Items from a dataset:
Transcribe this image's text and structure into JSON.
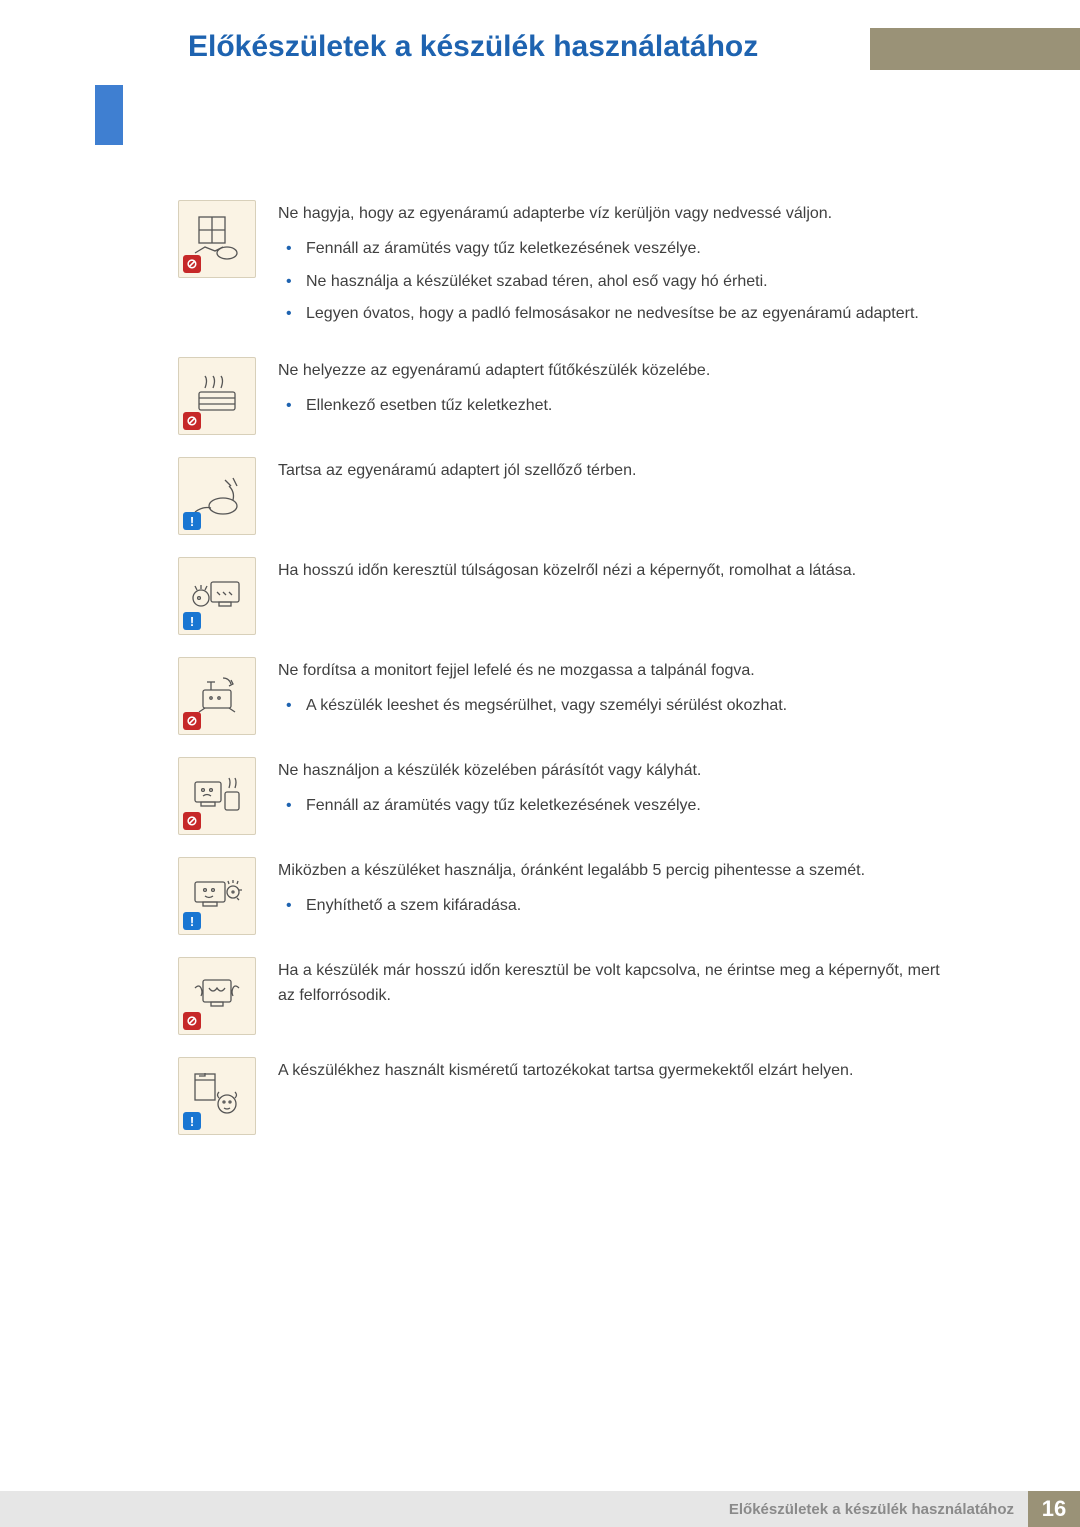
{
  "page": {
    "title": "Előkészületek a készülék használatához",
    "footer_text": "Előkészületek a készülék használatához",
    "page_number": "16"
  },
  "badges": {
    "prohibit_glyph": "⊘",
    "info_glyph": "!"
  },
  "colors": {
    "title": "#1e63b0",
    "khaki": "#9a9277",
    "stripe": "#3f7fd1",
    "icon_bg": "#faf3e4",
    "prohibit": "#c62828",
    "info": "#1976d2",
    "bullet": "#1e63b0",
    "footer_bg": "#e6e6e6",
    "footer_text": "#8a8a8a"
  },
  "items": [
    {
      "type": "prohibit",
      "icon": "water",
      "heading": "Ne hagyja, hogy az egyenáramú adapterbe víz kerüljön vagy nedvessé váljon.",
      "bullets": [
        "Fennáll az áramütés vagy tűz keletkezésének veszélye.",
        "Ne használja a készüléket szabad téren, ahol eső vagy hó érheti.",
        "Legyen óvatos, hogy a padló felmosásakor ne nedvesítse be az egyenáramú adaptert."
      ]
    },
    {
      "type": "prohibit",
      "icon": "heater",
      "heading": "Ne helyezze az egyenáramú adaptert fűtőkészülék közelébe.",
      "bullets": [
        "Ellenkező esetben tűz keletkezhet."
      ]
    },
    {
      "type": "info",
      "icon": "vent",
      "heading": "Tartsa az egyenáramú adaptert jól szellőző térben.",
      "bullets": []
    },
    {
      "type": "info",
      "icon": "eyes-close",
      "heading": "Ha hosszú időn keresztül túlságosan közelről nézi a képernyőt, romolhat a látása.",
      "bullets": []
    },
    {
      "type": "prohibit",
      "icon": "upside-down",
      "heading": "Ne fordítsa a monitort fejjel lefelé és ne mozgassa a talpánál fogva.",
      "bullets": [
        "A készülék leeshet és megsérülhet, vagy személyi sérülést okozhat."
      ]
    },
    {
      "type": "prohibit",
      "icon": "humidifier",
      "heading": "Ne használjon a készülék közelében párásítót vagy kályhát.",
      "bullets": [
        "Fennáll az áramütés vagy tűz keletkezésének veszélye."
      ]
    },
    {
      "type": "info",
      "icon": "rest-eyes",
      "heading": "Miközben a készüléket használja, óránként legalább 5 percig pihentesse a szemét.",
      "bullets": [
        "Enyhíthető a szem kifáradása."
      ]
    },
    {
      "type": "prohibit",
      "icon": "hot-screen",
      "heading": "Ha a készülék már hosszú időn keresztül be volt kapcsolva, ne érintse meg a képernyőt, mert az felforrósodik.",
      "bullets": []
    },
    {
      "type": "info",
      "icon": "small-parts",
      "heading": "A készülékhez használt kisméretű tartozékokat tartsa gyermekektől elzárt helyen.",
      "bullets": []
    }
  ]
}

§ **PROBLEM**
Transcribe every entry above exactly. Omit all pictures.

§ **REPLY**
Transcribe this image's text and structure into JSON.
{
  "page": {
    "title": "Előkészületek a készülék használatához",
    "footer_text": "Előkészületek a készülék használatához",
    "page_number": "16"
  },
  "badges": {
    "prohibit_glyph": "⊘",
    "info_glyph": "!"
  },
  "colors": {
    "title": "#1e63b0",
    "khaki": "#9a9277",
    "stripe": "#3f7fd1",
    "icon_bg": "#faf3e4",
    "prohibit": "#c62828",
    "info": "#1976d2",
    "bullet": "#1e63b0",
    "footer_bg": "#e6e6e6",
    "footer_text": "#8a8a8a"
  },
  "items": [
    {
      "type": "prohibit",
      "icon": "water",
      "heading": "Ne hagyja, hogy az egyenáramú adapterbe víz kerüljön vagy nedvessé váljon.",
      "bullets": [
        "Fennáll az áramütés vagy tűz keletkezésének veszélye.",
        "Ne használja a készüléket szabad téren, ahol eső vagy hó érheti.",
        "Legyen óvatos, hogy a padló felmosásakor ne nedvesítse be az egyenáramú adaptert."
      ]
    },
    {
      "type": "prohibit",
      "icon": "heater",
      "heading": "Ne helyezze az egyenáramú adaptert fűtőkészülék közelébe.",
      "bullets": [
        "Ellenkező esetben tűz keletkezhet."
      ]
    },
    {
      "type": "info",
      "icon": "vent",
      "heading": "Tartsa az egyenáramú adaptert jól szellőző térben.",
      "bullets": []
    },
    {
      "type": "info",
      "icon": "eyes-close",
      "heading": "Ha hosszú időn keresztül túlságosan közelről nézi a képernyőt, romolhat a látása.",
      "bullets": []
    },
    {
      "type": "prohibit",
      "icon": "upside-down",
      "heading": "Ne fordítsa a monitort fejjel lefelé és ne mozgassa a talpánál fogva.",
      "bullets": [
        "A készülék leeshet és megsérülhet, vagy személyi sérülést okozhat."
      ]
    },
    {
      "type": "prohibit",
      "icon": "humidifier",
      "heading": "Ne használjon a készülék közelében párásítót vagy kályhát.",
      "bullets": [
        "Fennáll az áramütés vagy tűz keletkezésének veszélye."
      ]
    },
    {
      "type": "info",
      "icon": "rest-eyes",
      "heading": "Miközben a készüléket használja, óránként legalább 5 percig pihentesse a szemét.",
      "bullets": [
        "Enyhíthető a szem kifáradása."
      ]
    },
    {
      "type": "prohibit",
      "icon": "hot-screen",
      "heading": "Ha a készülék már hosszú időn keresztül be volt kapcsolva, ne érintse meg a képernyőt, mert az felforrósodik.",
      "bullets": []
    },
    {
      "type": "info",
      "icon": "small-parts",
      "heading": "A készülékhez használt kisméretű tartozékokat tartsa gyermekektől elzárt helyen.",
      "bullets": []
    }
  ]
}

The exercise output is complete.